[Data extracted from a collection]
»»
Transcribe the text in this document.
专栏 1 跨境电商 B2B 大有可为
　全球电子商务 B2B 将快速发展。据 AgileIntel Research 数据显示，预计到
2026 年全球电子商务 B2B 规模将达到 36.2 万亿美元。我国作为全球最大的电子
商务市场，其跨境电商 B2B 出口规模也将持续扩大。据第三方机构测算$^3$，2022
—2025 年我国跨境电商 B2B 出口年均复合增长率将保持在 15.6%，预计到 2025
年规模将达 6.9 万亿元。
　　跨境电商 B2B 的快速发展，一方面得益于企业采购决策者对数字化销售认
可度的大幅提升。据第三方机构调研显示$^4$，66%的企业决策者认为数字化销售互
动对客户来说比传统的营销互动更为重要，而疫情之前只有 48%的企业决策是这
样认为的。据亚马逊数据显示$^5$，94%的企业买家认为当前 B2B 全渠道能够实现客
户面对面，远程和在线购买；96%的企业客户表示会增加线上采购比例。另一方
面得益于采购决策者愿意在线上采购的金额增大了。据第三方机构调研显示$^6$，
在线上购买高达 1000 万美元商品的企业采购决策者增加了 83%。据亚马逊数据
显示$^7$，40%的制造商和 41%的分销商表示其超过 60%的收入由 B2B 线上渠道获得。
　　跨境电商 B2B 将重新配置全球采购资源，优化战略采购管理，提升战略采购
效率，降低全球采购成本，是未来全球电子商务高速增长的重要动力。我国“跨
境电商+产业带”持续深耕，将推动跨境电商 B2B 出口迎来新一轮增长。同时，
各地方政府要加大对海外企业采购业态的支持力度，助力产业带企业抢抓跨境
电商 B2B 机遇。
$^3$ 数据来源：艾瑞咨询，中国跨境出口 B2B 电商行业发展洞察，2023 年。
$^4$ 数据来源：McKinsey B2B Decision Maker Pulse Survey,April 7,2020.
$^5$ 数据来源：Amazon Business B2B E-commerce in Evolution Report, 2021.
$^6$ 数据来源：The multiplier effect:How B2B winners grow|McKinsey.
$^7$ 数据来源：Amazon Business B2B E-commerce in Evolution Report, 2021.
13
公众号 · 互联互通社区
««
[Exercise details] Make an exact copy of the data above.

[Output for this task]
Transcribe the text in this document.
专栏 1 跨境电商 B2B 大有可为
　全球电子商务 B2B 将快速发展。据 AgileIntel Research 数据显示，预计到
2026 年全球电子商务 B2B 规模将达到 36.2 万亿美元。我国作为全球最大的电子
商务市场，其跨境电商 B2B 出口规模也将持续扩大。据第三方机构测算$^3$，2022
—2025 年我国跨境电商 B2B 出口年均复合增长率将保持在 15.6%，预计到 2025
年规模将达 6.9 万亿元。
　　跨境电商 B2B 的快速发展，一方面得益于企业采购决策者对数字化销售认
可度的大幅提升。据第三方机构调研显示$^4$，66%的企业决策者认为数字化销售互
动对客户来说比传统的营销互动更为重要，而疫情之前只有 48%的企业决策是这
样认为的。据亚马逊数据显示$^5$，94%的企业买家认为当前 B2B 全渠道能够实现客
户面对面，远程和在线购买；96%的企业客户表示会增加线上采购比例。另一方
面得益于采购决策者愿意在线上采购的金额增大了。据第三方机构调研显示$^6$，
在线上购买高达 1000 万美元商品的企业采购决策者增加了 83%。据亚马逊数据
显示$^7$，40%的制造商和 41%的分销商表示其超过 60%的收入由 B2B 线上渠道获得。
　　跨境电商 B2B 将重新配置全球采购资源，优化战略采购管理，提升战略采购
效率，降低全球采购成本，是未来全球电子商务高速增长的重要动力。我国“跨
境电商+产业带”持续深耕，将推动跨境电商 B2B 出口迎来新一轮增长。同时，
各地方政府要加大对海外企业采购业态的支持力度，助力产业带企业抢抓跨境
电商 B2B 机遇。
$^3$ 数据来源：艾瑞咨询，中国跨境出口 B2B 电商行业发展洞察，2023 年。
$^4$ 数据来源：McKinsey B2B Decision Maker Pulse Survey,April 7,2020.
$^5$ 数据来源：Amazon Business B2B E-commerce in Evolution Report, 2021.
$^6$ 数据来源：The multiplier effect:How B2B winners grow|McKinsey.
$^7$ 数据来源：Amazon Business B2B E-commerce in Evolution Report, 2021.
13
公众号 · 互联互通社区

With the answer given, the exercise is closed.